# Data extracted from a collection:

════════

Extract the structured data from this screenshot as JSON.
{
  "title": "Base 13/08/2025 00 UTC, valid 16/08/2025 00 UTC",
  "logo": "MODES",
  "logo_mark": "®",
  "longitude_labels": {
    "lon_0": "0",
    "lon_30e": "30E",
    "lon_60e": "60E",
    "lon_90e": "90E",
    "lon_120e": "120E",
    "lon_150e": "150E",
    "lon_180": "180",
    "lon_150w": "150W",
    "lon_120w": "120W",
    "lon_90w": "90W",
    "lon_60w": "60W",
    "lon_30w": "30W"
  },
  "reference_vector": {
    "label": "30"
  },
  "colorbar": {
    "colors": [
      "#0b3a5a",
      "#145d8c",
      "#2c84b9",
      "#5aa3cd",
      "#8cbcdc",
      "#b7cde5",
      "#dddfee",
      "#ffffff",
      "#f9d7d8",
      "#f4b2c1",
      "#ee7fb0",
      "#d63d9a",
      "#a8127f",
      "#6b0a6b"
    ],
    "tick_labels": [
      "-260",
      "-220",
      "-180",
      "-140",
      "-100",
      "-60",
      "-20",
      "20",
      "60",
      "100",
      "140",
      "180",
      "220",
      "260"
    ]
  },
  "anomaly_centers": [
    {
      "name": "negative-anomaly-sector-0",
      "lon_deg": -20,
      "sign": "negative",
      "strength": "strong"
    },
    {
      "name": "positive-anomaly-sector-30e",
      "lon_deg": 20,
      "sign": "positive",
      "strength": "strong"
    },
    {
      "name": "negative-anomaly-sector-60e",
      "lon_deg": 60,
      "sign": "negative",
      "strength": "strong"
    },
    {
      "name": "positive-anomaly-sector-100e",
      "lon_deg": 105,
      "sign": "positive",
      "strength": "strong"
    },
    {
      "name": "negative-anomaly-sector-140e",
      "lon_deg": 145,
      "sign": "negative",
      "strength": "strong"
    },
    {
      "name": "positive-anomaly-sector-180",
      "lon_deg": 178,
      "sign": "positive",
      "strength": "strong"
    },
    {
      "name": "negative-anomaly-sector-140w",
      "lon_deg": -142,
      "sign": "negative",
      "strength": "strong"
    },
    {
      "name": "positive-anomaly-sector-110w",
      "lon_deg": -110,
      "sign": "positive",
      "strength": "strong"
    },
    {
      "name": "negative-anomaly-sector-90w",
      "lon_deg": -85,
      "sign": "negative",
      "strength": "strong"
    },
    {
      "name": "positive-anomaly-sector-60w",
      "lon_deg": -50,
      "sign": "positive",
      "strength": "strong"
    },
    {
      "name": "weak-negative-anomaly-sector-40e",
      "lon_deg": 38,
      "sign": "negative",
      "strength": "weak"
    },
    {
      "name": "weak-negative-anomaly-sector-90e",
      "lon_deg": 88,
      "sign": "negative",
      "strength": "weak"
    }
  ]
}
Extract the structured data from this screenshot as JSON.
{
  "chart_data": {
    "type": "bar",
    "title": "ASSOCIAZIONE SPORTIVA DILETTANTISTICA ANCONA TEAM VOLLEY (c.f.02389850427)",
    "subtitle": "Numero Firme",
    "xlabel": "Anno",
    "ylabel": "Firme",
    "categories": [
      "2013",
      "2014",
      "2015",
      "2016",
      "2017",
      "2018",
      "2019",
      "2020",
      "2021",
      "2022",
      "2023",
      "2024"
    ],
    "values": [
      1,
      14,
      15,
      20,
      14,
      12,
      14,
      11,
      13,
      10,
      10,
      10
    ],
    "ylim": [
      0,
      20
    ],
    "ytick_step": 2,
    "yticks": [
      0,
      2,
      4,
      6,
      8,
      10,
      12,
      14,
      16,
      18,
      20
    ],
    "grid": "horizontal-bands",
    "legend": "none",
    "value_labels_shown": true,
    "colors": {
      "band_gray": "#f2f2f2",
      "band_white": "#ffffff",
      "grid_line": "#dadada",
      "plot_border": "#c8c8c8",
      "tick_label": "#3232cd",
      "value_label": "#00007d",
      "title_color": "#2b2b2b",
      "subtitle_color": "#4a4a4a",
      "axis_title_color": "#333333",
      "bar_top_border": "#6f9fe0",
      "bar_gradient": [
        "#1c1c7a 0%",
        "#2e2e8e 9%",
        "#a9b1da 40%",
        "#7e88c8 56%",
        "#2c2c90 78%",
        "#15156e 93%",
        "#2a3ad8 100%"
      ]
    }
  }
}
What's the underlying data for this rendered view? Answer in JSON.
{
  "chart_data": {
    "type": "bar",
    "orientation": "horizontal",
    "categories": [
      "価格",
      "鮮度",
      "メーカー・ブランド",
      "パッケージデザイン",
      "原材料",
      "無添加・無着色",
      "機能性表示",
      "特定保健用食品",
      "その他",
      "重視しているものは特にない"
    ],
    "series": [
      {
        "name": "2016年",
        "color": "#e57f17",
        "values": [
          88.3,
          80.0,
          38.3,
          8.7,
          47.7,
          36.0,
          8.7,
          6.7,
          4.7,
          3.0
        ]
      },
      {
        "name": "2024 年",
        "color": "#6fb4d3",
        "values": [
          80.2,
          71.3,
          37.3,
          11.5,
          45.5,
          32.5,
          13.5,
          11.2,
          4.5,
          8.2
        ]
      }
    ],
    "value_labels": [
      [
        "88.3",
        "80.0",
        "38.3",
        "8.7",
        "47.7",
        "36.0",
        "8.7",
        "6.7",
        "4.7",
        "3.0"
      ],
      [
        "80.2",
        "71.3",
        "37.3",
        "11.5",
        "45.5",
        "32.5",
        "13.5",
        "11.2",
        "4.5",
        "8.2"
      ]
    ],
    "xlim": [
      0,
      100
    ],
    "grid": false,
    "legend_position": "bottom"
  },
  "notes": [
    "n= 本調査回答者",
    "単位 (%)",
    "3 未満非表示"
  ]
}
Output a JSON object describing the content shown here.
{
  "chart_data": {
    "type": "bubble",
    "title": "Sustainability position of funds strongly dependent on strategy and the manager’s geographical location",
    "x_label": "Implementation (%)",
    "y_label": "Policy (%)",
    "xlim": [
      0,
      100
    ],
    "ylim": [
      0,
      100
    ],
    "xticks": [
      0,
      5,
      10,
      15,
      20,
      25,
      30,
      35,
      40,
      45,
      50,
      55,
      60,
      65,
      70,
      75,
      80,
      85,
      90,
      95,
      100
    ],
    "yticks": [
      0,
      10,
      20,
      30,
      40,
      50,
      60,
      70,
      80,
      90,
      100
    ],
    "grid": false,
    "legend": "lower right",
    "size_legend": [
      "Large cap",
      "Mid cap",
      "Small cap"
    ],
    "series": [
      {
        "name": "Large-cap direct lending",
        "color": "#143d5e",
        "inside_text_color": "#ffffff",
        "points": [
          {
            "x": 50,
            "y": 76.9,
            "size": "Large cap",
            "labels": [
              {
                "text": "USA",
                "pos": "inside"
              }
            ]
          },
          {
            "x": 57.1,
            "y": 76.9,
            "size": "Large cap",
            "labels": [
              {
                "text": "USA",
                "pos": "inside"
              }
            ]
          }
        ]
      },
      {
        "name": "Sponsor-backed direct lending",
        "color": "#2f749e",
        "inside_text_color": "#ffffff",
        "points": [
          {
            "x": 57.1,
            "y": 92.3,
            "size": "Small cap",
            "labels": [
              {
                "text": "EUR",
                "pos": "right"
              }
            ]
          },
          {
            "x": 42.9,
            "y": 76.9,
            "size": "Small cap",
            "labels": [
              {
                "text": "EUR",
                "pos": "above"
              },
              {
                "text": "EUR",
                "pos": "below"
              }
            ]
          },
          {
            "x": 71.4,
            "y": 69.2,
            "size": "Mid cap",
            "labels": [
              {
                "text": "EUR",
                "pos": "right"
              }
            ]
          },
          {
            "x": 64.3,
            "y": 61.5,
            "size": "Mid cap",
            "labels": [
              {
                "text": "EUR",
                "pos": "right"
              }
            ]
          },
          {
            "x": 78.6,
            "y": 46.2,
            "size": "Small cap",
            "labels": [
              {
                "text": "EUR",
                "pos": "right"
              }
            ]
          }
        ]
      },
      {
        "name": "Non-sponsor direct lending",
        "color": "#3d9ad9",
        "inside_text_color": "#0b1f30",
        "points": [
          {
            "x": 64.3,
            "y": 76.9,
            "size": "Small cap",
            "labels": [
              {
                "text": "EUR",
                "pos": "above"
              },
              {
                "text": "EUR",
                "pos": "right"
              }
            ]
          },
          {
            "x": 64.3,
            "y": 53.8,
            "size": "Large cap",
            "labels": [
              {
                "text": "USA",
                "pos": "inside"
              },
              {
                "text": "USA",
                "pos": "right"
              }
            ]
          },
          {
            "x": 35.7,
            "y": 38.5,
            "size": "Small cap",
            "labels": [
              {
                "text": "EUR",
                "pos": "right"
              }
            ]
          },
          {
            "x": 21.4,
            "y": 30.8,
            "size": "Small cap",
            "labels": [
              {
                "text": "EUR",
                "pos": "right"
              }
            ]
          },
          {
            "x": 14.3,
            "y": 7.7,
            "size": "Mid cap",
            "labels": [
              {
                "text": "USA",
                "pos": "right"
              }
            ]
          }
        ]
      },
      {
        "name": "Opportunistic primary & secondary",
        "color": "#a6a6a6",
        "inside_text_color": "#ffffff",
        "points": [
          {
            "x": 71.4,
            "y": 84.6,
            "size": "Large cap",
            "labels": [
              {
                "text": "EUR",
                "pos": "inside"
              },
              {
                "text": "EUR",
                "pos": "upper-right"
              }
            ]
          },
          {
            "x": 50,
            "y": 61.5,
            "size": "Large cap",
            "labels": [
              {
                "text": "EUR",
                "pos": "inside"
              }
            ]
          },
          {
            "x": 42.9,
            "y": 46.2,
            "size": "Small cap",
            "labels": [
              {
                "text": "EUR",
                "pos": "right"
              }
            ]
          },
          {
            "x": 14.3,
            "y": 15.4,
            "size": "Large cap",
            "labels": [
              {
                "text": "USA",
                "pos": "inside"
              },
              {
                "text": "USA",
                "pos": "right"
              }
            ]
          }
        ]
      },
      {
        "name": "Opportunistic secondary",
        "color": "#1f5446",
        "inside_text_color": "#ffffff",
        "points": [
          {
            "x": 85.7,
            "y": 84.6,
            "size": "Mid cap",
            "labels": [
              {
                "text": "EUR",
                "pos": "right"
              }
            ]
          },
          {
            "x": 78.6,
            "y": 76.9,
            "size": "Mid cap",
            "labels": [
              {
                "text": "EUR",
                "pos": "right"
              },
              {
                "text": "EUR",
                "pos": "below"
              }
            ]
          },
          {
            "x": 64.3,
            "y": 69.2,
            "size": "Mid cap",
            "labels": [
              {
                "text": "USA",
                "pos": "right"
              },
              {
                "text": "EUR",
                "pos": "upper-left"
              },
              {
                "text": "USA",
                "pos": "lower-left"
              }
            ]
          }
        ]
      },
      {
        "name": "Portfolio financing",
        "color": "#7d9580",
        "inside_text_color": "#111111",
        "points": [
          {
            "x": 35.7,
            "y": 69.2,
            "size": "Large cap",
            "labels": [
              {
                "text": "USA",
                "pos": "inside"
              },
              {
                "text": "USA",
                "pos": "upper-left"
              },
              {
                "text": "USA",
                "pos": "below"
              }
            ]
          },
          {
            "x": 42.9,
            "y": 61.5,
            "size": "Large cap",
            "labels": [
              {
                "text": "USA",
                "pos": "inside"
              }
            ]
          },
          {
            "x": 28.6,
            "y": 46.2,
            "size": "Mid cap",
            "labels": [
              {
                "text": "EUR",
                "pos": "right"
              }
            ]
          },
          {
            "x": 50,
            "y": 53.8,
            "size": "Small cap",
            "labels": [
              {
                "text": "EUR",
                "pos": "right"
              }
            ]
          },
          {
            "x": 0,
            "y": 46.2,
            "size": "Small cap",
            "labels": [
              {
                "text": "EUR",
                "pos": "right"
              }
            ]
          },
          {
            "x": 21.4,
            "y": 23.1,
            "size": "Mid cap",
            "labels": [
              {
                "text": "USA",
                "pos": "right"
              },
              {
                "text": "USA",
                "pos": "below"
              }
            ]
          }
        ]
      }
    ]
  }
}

════════

# What you need to do:
Look through the records and gather each line with the word "sector".

# Answer to the task:
      "name": "negative-anomaly-sector-0",
      "name": "positive-anomaly-sector-30e",
      "name": "negative-anomaly-sector-60e",
      "name": "positive-anomaly-sector-100e",
      "name": "negative-anomaly-sector-140e",
      "name": "positive-anomaly-sector-180",
      "name": "negative-anomaly-sector-140w",
      "name": "positive-anomaly-sector-110w",
      "name": "negative-anomaly-sector-90w",
      "name": "positive-anomaly-sector-60w",
      "name": "weak-negative-anomaly-sector-40e",
      "name": "weak-negative-anomaly-sector-90e",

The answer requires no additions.